%%
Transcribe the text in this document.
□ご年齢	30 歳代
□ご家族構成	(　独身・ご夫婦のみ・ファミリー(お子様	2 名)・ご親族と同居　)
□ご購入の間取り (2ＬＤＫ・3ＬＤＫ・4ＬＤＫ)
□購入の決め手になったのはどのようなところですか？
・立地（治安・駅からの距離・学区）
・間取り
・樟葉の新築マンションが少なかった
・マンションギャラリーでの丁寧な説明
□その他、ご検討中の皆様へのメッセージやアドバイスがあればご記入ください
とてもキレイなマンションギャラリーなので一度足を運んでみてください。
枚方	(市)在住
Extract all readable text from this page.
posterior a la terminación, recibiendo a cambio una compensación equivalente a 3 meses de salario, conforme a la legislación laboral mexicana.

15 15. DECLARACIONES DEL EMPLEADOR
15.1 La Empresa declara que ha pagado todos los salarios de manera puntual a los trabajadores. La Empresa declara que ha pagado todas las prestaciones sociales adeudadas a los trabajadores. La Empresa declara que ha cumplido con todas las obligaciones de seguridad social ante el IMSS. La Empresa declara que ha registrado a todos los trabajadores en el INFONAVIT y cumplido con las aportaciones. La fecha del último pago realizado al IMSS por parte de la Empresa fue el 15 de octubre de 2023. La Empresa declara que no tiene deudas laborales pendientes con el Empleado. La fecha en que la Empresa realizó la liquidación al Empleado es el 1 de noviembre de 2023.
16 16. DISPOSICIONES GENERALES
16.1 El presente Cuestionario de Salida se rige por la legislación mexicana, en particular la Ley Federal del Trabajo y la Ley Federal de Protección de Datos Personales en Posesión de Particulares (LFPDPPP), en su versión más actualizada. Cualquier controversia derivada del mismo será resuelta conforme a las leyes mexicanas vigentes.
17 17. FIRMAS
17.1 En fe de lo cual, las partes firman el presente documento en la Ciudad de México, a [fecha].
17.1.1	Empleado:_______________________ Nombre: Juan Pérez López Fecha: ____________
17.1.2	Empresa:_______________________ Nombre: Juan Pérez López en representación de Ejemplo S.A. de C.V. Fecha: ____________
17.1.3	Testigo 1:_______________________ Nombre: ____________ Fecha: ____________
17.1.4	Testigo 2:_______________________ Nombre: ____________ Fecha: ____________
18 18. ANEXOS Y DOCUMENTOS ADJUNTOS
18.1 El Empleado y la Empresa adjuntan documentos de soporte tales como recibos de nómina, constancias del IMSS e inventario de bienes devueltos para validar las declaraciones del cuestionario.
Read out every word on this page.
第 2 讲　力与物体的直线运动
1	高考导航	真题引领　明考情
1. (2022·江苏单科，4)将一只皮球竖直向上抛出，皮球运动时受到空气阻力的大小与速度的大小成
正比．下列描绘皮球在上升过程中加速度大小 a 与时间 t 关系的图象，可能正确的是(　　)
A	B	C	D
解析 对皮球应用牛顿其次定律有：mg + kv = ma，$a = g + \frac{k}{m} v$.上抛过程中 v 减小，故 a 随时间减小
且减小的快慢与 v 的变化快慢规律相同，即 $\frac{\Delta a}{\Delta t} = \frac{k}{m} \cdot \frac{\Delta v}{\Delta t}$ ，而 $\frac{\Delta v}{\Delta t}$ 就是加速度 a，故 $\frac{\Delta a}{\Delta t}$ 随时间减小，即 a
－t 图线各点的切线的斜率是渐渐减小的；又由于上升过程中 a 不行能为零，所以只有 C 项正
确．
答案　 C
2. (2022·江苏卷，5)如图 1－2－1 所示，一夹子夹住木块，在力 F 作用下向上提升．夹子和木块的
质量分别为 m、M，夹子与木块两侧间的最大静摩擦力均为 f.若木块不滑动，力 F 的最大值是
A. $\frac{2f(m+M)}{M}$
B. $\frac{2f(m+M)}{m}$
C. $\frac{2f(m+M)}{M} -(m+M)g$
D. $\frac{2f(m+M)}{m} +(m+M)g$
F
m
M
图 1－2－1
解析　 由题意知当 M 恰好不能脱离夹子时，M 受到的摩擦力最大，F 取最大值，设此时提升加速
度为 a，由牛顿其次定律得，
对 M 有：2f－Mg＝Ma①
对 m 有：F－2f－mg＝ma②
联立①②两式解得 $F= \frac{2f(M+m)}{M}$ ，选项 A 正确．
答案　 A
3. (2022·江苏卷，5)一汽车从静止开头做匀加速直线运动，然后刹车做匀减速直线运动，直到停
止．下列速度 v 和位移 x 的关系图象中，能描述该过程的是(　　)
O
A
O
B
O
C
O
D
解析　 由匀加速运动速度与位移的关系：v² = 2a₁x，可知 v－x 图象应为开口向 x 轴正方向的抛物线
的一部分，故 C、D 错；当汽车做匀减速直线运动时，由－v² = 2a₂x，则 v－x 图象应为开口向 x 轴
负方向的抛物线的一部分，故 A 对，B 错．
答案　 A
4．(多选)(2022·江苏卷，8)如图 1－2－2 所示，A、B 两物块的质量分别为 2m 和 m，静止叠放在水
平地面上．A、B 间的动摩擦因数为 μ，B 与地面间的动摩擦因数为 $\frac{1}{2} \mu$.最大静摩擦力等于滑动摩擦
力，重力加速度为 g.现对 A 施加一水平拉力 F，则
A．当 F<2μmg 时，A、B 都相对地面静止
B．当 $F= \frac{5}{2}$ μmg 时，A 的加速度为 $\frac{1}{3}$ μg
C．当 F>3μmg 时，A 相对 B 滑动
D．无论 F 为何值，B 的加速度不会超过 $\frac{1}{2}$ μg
%%
■ **Written request**
Only the number is wanted: how many lines in the entries above contain the string "frac"?

■ **Result of the exercise**
10